Begin Source data

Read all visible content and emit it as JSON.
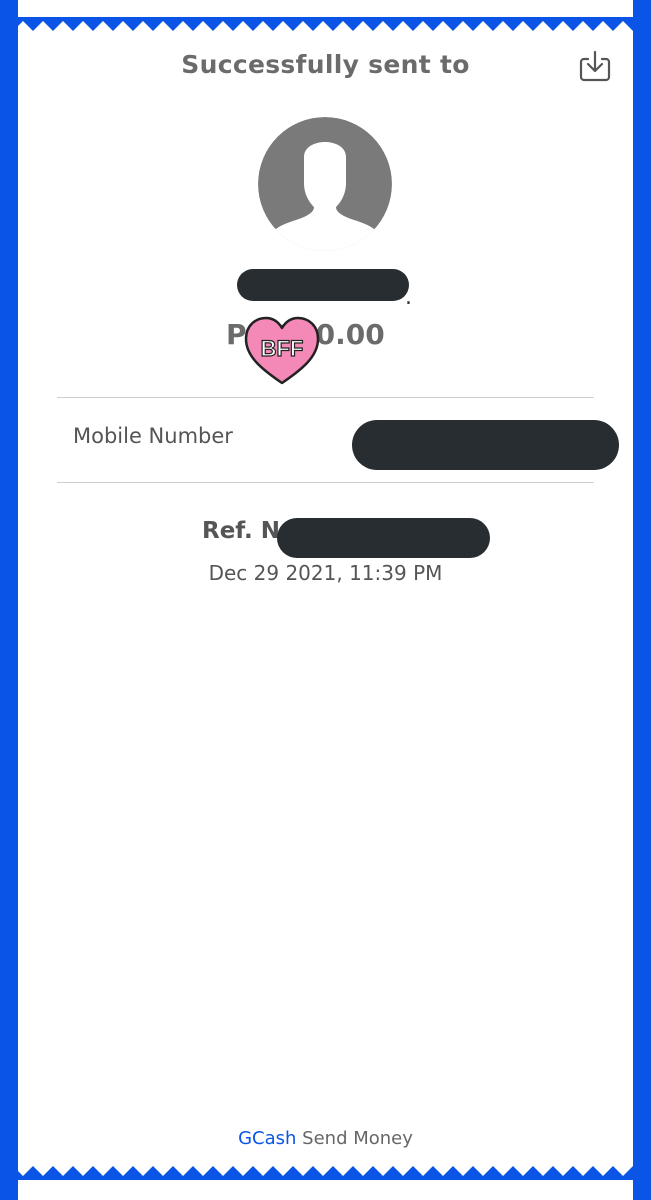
{
  "header": {
    "title": "Successfully sent to",
    "download_icon": "download-icon"
  },
  "recipient": {
    "name_suffix": "."
  },
  "transaction": {
    "amount": "P1,000.00",
    "sticker_text": "BFF",
    "mobile_label": "Mobile Number",
    "ref_label": "Ref. No.",
    "datetime": "Dec 29 2021, 11:39 PM"
  },
  "footer": {
    "brand": "GCash",
    "label": "Send Money"
  },
  "colors": {
    "background": "#0a55e6",
    "receipt": "#ffffff",
    "redaction": "#282d31",
    "sticker": "#f489b8"
  }
}
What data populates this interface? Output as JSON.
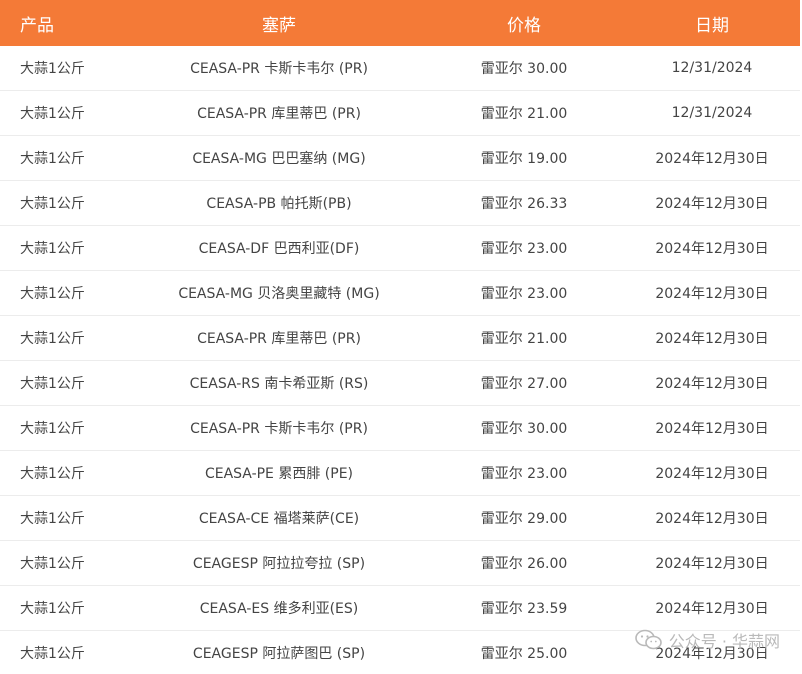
{
  "table": {
    "headers": [
      "产品",
      "塞萨",
      "价格",
      "日期"
    ],
    "rows": [
      [
        "大蒜1公斤",
        "CEASA-PR 卡斯卡韦尔 (PR)",
        "雷亚尔 30.00",
        "12/31/2024"
      ],
      [
        "大蒜1公斤",
        "CEASA-PR 库里蒂巴 (PR)",
        "雷亚尔 21.00",
        "12/31/2024"
      ],
      [
        "大蒜1公斤",
        "CEASA-MG 巴巴塞纳 (MG)",
        "雷亚尔 19.00",
        "2024年12月30日"
      ],
      [
        "大蒜1公斤",
        "CEASA-PB 帕托斯(PB)",
        "雷亚尔 26.33",
        "2024年12月30日"
      ],
      [
        "大蒜1公斤",
        "CEASA-DF 巴西利亚(DF)",
        "雷亚尔 23.00",
        "2024年12月30日"
      ],
      [
        "大蒜1公斤",
        "CEASA-MG 贝洛奥里藏特 (MG)",
        "雷亚尔 23.00",
        "2024年12月30日"
      ],
      [
        "大蒜1公斤",
        "CEASA-PR 库里蒂巴 (PR)",
        "雷亚尔 21.00",
        "2024年12月30日"
      ],
      [
        "大蒜1公斤",
        "CEASA-RS 南卡希亚斯 (RS)",
        "雷亚尔 27.00",
        "2024年12月30日"
      ],
      [
        "大蒜1公斤",
        "CEASA-PR 卡斯卡韦尔 (PR)",
        "雷亚尔 30.00",
        "2024年12月30日"
      ],
      [
        "大蒜1公斤",
        "CEASA-PE 累西腓 (PE)",
        "雷亚尔 23.00",
        "2024年12月30日"
      ],
      [
        "大蒜1公斤",
        "CEASA-CE 福塔莱萨(CE)",
        "雷亚尔 29.00",
        "2024年12月30日"
      ],
      [
        "大蒜1公斤",
        "CEAGESP 阿拉拉夸拉 (SP)",
        "雷亚尔 26.00",
        "2024年12月30日"
      ],
      [
        "大蒜1公斤",
        "CEASA-ES 维多利亚(ES)",
        "雷亚尔 23.59",
        "2024年12月30日"
      ],
      [
        "大蒜1公斤",
        "CEAGESP 阿拉萨图巴 (SP)",
        "雷亚尔 25.00",
        "2024年12月30日"
      ]
    ]
  },
  "watermark": {
    "text": "公众号 · 华蒜网",
    "icon": "wechat-icon"
  },
  "colors": {
    "header_bg": "#f47a37",
    "header_text": "#ffffff",
    "row_border": "#ececec",
    "body_text": "#444444"
  }
}
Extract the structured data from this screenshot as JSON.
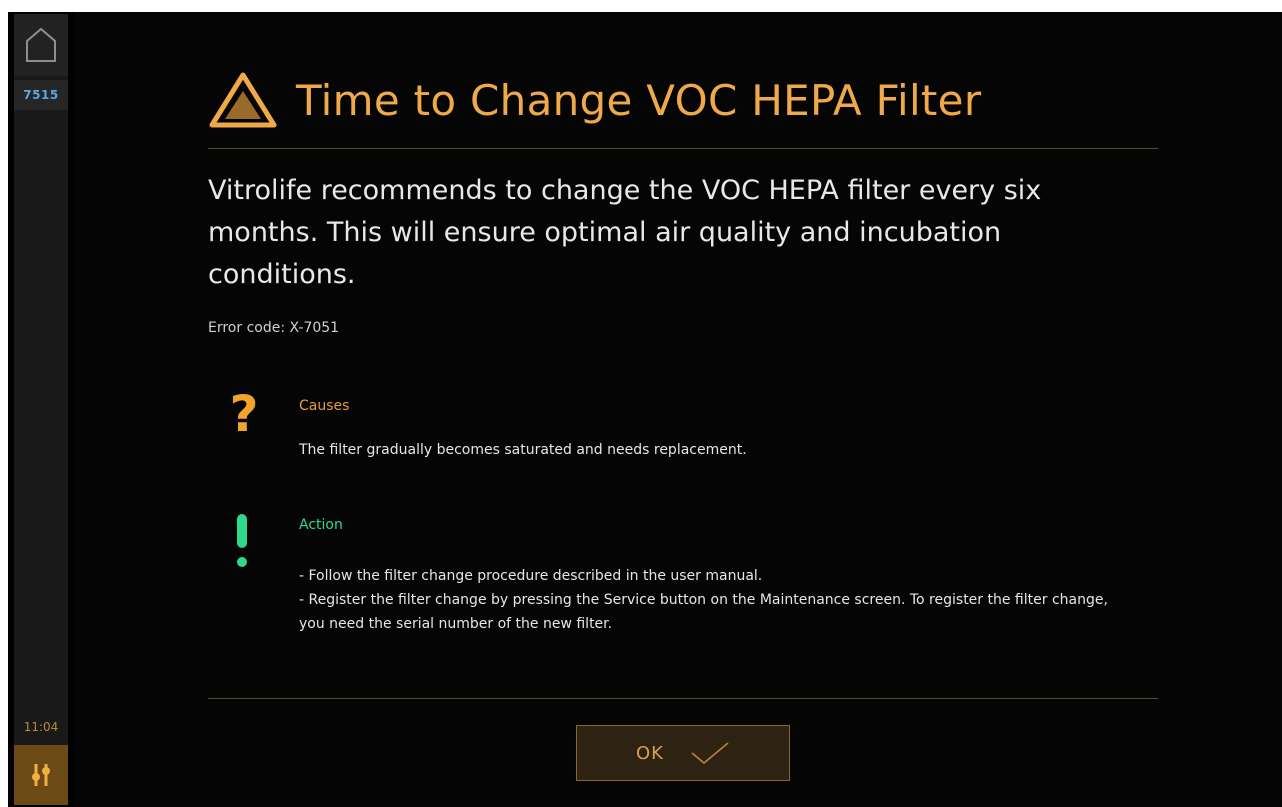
{
  "sidebar": {
    "home_icon": "home-icon",
    "instrument_id": "7515",
    "clock": "11:04",
    "settings_icon": "sliders-icon"
  },
  "dialog": {
    "icon": "warning-triangle-icon",
    "title": "Time to Change VOC HEPA Filter",
    "message": "Vitrolife recommends to change the VOC HEPA filter every six months. This will ensure optimal air quality and incubation conditions.",
    "error_code": "Error code: X-7051",
    "causes": {
      "icon": "question-mark-icon",
      "heading": "Causes",
      "text": "The filter gradually becomes saturated and needs replacement."
    },
    "action": {
      "icon": "exclamation-icon",
      "heading": "Action",
      "lines": [
        "- Follow the filter change procedure described in the user manual.",
        "- Register the filter change by pressing the Service button on the Maintenance screen. To register the filter change, you need the serial number of the new filter."
      ]
    },
    "ok_button": {
      "label": "OK",
      "icon": "checkmark-icon"
    }
  },
  "colors": {
    "accent_orange": "#f0a949",
    "action_green": "#2fd98a",
    "id_blue": "#5aa7e6",
    "background": "#050505"
  }
}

End Source data

Task to complete: Look over the material above and show each line where "icon" appears.

Result:
    "download_icon": "download-icon"
    "icon": "wechat-icon"
    "home_icon": "home-icon",
    "settings_icon": "sliders-icon"
    "icon": "warning-triangle-icon",
      "icon": "question-mark-icon",
      "icon": "exclamation-icon",
      "icon": "checkmark-icon"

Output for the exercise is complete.